Requirements
Exact reproduction of the data is required, with images excluded.

Records

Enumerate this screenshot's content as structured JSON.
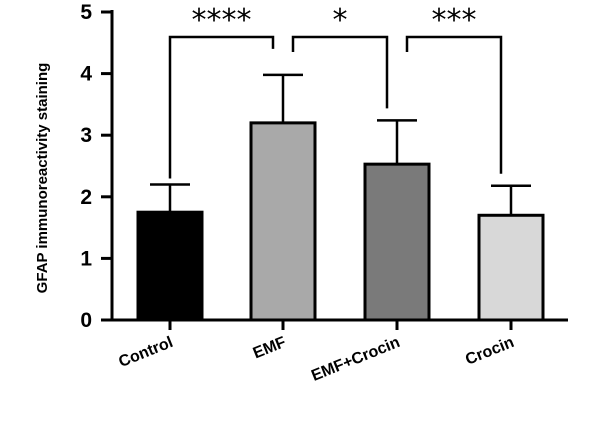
{
  "chart_data": {
    "type": "bar",
    "ylabel": "GFAP immunoreactivity staining",
    "xlabel": "",
    "ylim": [
      0,
      5
    ],
    "yticks": [
      0,
      1,
      2,
      3,
      4,
      5
    ],
    "grid": false,
    "categories": [
      "Control",
      "EMF",
      "EMF+Crocin",
      "Crocin"
    ],
    "values": [
      1.75,
      3.2,
      2.53,
      1.7
    ],
    "errors": [
      0.45,
      0.78,
      0.71,
      0.48
    ],
    "colors": [
      "#000000",
      "#a9a9a9",
      "#7a7a7a",
      "#d8d8d8"
    ],
    "significance": [
      {
        "from": 0,
        "to": 1,
        "label": "****"
      },
      {
        "from": 1,
        "to": 2,
        "label": "*"
      },
      {
        "from": 2,
        "to": 3,
        "label": "***"
      }
    ]
  }
}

Answer to the exercise
Enumerate this screenshot's content as structured JSON.
{
  "chart_data": {
    "type": "bar",
    "ylabel": "GFAP immunoreactivity staining",
    "xlabel": "",
    "ylim": [
      0,
      5
    ],
    "yticks": [
      0,
      1,
      2,
      3,
      4,
      5
    ],
    "grid": false,
    "categories": [
      "Control",
      "EMF",
      "EMF+Crocin",
      "Crocin"
    ],
    "values": [
      1.75,
      3.2,
      2.53,
      1.7
    ],
    "errors": [
      0.45,
      0.78,
      0.71,
      0.48
    ],
    "colors": [
      "#000000",
      "#a9a9a9",
      "#7a7a7a",
      "#d8d8d8"
    ],
    "significance": [
      {
        "from": 0,
        "to": 1,
        "label": "****"
      },
      {
        "from": 1,
        "to": 2,
        "label": "*"
      },
      {
        "from": 2,
        "to": 3,
        "label": "***"
      }
    ]
  }
}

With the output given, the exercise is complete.